→ Stated problem
Write out the data below in full, unchanged, minus the images.

→ Data excerpts
-*-

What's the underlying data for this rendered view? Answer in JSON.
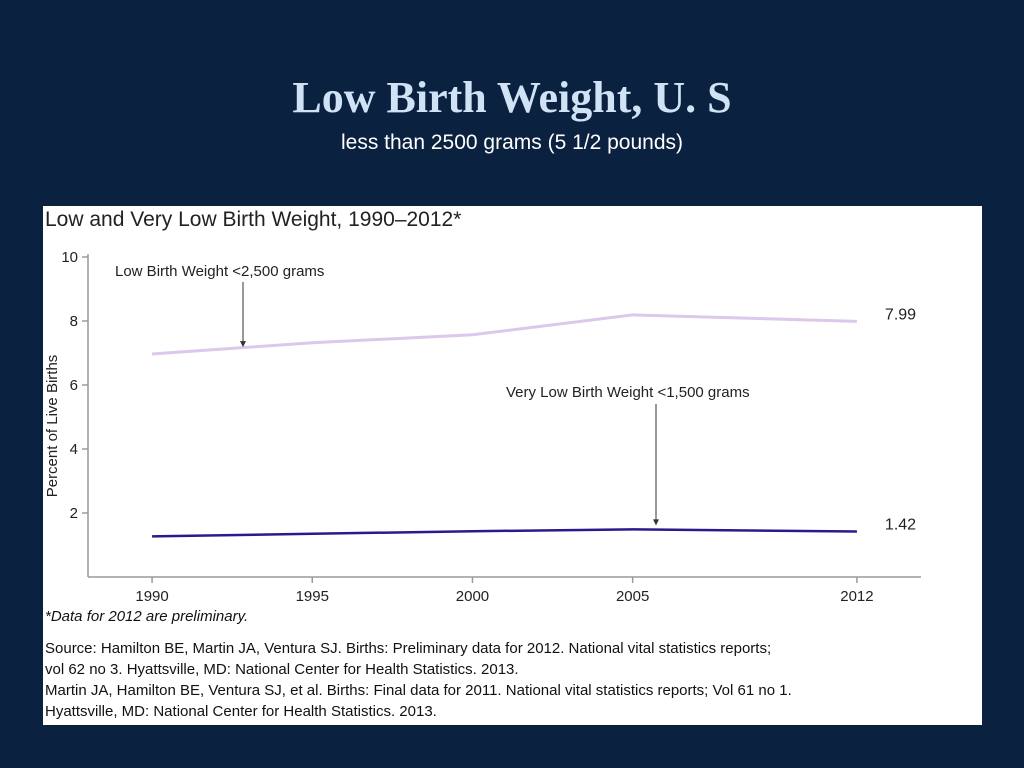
{
  "slide": {
    "title": "Low Birth Weight, U. S",
    "subtitle": "less than 2500 grams (5 1/2 pounds)"
  },
  "colors": {
    "background": "#0b2140",
    "title": "#cfe3f5",
    "lbw_series": "#dcc8ea",
    "vlbw_series": "#2a1a8c"
  },
  "chart_data": {
    "type": "line",
    "title": "Low and Very Low Birth Weight, 1990–2012*",
    "xlabel": "",
    "ylabel": "Percent of Live Births",
    "x": [
      1990,
      1995,
      2000,
      2005,
      2012
    ],
    "x_tick_labels": [
      "1990",
      "1995",
      "2000",
      "2005",
      "2012"
    ],
    "y_ticks": [
      2,
      4,
      6,
      8,
      10
    ],
    "y_tick_labels": [
      "2",
      "4",
      "6",
      "8",
      "10"
    ],
    "ylim": [
      0,
      10
    ],
    "grid": false,
    "series": [
      {
        "name": "Low Birth Weight <2,500 grams",
        "values": [
          6.97,
          7.32,
          7.57,
          8.19,
          7.99
        ],
        "end_label": "7.99"
      },
      {
        "name": "Very Low Birth Weight <1,500 grams",
        "values": [
          1.27,
          1.35,
          1.43,
          1.49,
          1.42
        ],
        "end_label": "1.42"
      }
    ],
    "note": "*Data for 2012 are preliminary.",
    "source": [
      "Source: Hamilton BE, Martin JA, Ventura SJ. Births: Preliminary data for 2012. National vital statistics reports;",
      "vol 62 no 3. Hyattsville, MD: National Center for Health Statistics. 2013.",
      "Martin JA, Hamilton BE, Ventura SJ, et al. Births: Final data for 2011. National vital statistics reports; Vol 61 no 1.",
      "Hyattsville, MD: National Center for Health Statistics. 2013."
    ]
  }
}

-*-

→ Solved problem
What's the underlying data for this rendered view? Answer in JSON.
{
  "slide": {
    "title": "Low Birth Weight, U. S",
    "subtitle": "less than 2500 grams (5 1/2 pounds)"
  },
  "colors": {
    "background": "#0b2140",
    "title": "#cfe3f5",
    "lbw_series": "#dcc8ea",
    "vlbw_series": "#2a1a8c"
  },
  "chart_data": {
    "type": "line",
    "title": "Low and Very Low Birth Weight, 1990–2012*",
    "xlabel": "",
    "ylabel": "Percent of Live Births",
    "x": [
      1990,
      1995,
      2000,
      2005,
      2012
    ],
    "x_tick_labels": [
      "1990",
      "1995",
      "2000",
      "2005",
      "2012"
    ],
    "y_ticks": [
      2,
      4,
      6,
      8,
      10
    ],
    "y_tick_labels": [
      "2",
      "4",
      "6",
      "8",
      "10"
    ],
    "ylim": [
      0,
      10
    ],
    "grid": false,
    "series": [
      {
        "name": "Low Birth Weight <2,500 grams",
        "values": [
          6.97,
          7.32,
          7.57,
          8.19,
          7.99
        ],
        "end_label": "7.99"
      },
      {
        "name": "Very Low Birth Weight <1,500 grams",
        "values": [
          1.27,
          1.35,
          1.43,
          1.49,
          1.42
        ],
        "end_label": "1.42"
      }
    ],
    "note": "*Data for 2012 are preliminary.",
    "source": [
      "Source: Hamilton BE, Martin JA, Ventura SJ. Births: Preliminary data for 2012. National vital statistics reports;",
      "vol 62 no 3. Hyattsville, MD: National Center for Health Statistics. 2013.",
      "Martin JA, Hamilton BE, Ventura SJ, et al. Births: Final data for 2011. National vital statistics reports; Vol 61 no 1.",
      "Hyattsville, MD: National Center for Health Statistics. 2013."
    ]
  }
}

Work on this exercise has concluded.